-- WHAT IS ASKED --
Within the records that follow, find every line containing the string "tout". Copy those lines.

═══ ENTRIES ═══

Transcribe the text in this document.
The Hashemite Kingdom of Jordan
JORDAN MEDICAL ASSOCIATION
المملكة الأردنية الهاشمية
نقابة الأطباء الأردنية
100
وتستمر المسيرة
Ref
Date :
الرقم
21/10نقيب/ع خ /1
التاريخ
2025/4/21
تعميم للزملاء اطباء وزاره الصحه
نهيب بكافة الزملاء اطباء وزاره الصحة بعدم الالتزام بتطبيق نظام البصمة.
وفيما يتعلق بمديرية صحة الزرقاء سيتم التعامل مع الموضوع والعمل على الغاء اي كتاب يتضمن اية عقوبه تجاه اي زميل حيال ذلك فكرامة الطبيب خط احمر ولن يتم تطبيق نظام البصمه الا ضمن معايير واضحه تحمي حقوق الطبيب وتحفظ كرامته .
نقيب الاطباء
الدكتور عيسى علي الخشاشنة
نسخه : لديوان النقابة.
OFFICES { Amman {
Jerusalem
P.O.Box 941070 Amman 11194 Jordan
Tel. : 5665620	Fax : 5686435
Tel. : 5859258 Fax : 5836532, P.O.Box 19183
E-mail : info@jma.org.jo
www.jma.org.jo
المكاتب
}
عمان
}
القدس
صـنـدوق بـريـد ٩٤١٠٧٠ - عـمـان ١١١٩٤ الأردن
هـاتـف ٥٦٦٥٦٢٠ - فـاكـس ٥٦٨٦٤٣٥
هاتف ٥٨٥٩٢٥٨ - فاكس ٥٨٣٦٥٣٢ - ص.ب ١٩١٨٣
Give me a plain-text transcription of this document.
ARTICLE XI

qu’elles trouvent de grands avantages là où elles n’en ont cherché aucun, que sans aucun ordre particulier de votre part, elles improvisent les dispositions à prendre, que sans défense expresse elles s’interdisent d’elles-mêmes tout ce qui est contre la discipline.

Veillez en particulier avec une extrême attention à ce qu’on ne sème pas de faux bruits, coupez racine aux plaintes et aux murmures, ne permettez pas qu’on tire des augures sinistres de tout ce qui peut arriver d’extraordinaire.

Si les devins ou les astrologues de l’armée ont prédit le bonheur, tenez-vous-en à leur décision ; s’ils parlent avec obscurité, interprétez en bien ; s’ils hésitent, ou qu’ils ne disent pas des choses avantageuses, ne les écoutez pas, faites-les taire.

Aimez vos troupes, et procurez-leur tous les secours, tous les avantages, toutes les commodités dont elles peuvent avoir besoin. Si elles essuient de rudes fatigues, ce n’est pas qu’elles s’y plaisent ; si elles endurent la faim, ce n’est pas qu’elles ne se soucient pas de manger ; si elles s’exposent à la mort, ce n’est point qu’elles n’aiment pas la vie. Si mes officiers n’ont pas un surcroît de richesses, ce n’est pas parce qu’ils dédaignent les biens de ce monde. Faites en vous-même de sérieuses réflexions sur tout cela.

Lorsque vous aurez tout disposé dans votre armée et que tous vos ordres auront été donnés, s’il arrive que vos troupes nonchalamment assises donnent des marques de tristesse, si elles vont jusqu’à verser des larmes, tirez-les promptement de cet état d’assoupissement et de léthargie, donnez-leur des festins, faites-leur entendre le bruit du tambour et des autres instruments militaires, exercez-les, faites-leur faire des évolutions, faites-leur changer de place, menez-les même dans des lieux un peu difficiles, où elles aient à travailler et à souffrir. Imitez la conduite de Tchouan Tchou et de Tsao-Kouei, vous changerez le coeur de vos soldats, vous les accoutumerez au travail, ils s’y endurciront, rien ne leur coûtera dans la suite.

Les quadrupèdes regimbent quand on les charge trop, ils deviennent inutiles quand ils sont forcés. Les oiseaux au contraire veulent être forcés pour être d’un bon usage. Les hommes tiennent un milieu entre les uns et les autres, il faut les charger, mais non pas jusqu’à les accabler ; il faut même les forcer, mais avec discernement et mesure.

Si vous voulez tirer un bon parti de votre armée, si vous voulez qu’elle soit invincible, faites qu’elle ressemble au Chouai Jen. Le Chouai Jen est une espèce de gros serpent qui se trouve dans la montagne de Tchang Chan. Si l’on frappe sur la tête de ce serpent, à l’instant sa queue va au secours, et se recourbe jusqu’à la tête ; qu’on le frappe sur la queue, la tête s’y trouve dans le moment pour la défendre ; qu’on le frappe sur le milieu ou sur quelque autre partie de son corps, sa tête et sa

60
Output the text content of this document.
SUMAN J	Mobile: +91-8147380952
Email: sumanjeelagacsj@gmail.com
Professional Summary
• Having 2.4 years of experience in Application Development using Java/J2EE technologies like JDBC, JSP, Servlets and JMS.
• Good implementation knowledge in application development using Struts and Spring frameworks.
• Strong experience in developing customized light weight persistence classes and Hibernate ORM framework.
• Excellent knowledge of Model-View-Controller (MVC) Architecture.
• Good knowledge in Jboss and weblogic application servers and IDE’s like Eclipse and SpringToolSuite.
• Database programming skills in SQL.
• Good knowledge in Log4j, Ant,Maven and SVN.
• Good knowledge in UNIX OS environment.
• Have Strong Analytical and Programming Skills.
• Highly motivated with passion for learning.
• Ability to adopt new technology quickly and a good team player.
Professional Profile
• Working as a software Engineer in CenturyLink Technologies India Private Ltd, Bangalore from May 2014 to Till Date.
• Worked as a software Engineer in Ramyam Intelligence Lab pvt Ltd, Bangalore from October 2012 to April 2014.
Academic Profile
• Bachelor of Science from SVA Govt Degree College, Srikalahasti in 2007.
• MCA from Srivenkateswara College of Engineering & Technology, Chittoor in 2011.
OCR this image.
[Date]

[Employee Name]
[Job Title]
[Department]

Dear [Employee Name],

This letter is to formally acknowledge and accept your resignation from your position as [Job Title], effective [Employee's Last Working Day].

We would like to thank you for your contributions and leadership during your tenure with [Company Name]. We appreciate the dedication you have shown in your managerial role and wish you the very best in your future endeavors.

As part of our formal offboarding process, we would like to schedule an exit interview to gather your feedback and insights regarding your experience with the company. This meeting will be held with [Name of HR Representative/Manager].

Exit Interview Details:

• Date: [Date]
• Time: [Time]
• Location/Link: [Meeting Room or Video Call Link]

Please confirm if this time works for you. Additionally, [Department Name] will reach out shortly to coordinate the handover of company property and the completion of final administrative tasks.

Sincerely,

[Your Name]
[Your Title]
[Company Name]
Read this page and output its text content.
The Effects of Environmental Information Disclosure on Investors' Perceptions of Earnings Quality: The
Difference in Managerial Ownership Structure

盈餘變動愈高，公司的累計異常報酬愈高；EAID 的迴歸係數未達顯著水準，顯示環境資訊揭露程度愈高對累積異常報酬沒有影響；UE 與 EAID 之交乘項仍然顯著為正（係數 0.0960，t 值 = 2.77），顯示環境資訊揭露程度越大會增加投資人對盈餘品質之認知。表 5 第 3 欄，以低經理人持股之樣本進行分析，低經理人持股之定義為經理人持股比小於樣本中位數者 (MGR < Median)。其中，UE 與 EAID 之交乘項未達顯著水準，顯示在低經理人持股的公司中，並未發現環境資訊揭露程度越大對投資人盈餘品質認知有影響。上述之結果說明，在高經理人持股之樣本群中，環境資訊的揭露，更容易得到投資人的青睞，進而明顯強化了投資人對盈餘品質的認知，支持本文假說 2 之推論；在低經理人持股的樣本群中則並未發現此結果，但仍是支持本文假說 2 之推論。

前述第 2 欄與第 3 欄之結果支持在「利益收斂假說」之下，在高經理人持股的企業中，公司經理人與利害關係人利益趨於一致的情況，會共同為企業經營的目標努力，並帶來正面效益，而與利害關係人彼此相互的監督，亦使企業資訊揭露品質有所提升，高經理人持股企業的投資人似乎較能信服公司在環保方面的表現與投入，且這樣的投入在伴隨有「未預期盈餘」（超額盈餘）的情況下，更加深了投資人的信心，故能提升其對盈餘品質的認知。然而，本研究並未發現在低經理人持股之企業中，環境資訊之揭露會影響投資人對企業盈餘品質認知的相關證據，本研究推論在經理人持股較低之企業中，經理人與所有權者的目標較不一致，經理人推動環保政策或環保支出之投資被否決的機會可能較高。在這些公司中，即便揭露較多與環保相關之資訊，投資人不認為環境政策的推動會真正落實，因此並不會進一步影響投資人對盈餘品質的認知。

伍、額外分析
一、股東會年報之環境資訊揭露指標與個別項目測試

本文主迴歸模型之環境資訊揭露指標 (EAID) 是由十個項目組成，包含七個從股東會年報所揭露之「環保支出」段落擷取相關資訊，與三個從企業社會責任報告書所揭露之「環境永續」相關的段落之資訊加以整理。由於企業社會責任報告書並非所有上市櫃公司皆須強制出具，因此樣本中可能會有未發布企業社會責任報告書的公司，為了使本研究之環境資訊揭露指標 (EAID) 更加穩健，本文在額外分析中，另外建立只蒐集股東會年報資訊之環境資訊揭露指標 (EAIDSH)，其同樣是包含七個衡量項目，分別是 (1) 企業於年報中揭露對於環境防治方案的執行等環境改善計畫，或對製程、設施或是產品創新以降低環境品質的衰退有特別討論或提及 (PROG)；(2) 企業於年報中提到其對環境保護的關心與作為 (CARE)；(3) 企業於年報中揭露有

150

═══

-- SOLVED PROBLEM --
qu’elles trouvent de grands avantages là où elles n’en ont cherché aucun, que sans aucun ordre particulier de votre part, elles improvisent les dispositions à prendre, que sans défense expresse elles s’interdisent d’elles-mêmes tout ce qui est contre la discipline.
Veillez en particulier avec une extrême attention à ce qu’on ne sème pas de faux bruits, coupez racine aux plaintes et aux murmures, ne permettez pas qu’on tire des augures sinistres de tout ce qui peut arriver d’extraordinaire.
Aimez vos troupes, et procurez-leur tous les secours, tous les avantages, toutes les commodités dont elles peuvent avoir besoin. Si elles essuient de rudes fatigues, ce n’est pas qu’elles s’y plaisent ; si elles endurent la faim, ce n’est pas qu’elles ne se soucient pas de manger ; si elles s’exposent à la mort, ce n’est point qu’elles n’aiment pas la vie. Si mes officiers n’ont pas un surcroît de richesses, ce n’est pas parce qu’ils dédaignent les biens de ce monde. Faites en vous-même de sérieuses réflexions sur tout cela.
Lorsque vous aurez tout disposé dans votre armée et que tous vos ordres auront été donnés, s’il arrive que vos troupes nonchalamment assises donnent des marques de tristesse, si elles vont jusqu’à verser des larmes, tirez-les promptement de cet état d’assoupissement et de léthargie, donnez-leur des festins, faites-leur entendre le bruit du tambour et des autres instruments militaires, exercez-les, faites-leur faire des évolutions, faites-leur changer de place, menez-les même dans des lieux un peu difficiles, où elles aient à travailler et à souffrir. Imitez la conduite de Tchouan Tchou et de Tsao-Kouei, vous changerez le coeur de vos soldats, vous les accoutumerez au travail, ils s’y endurciront, rien ne leur coûtera dans la suite.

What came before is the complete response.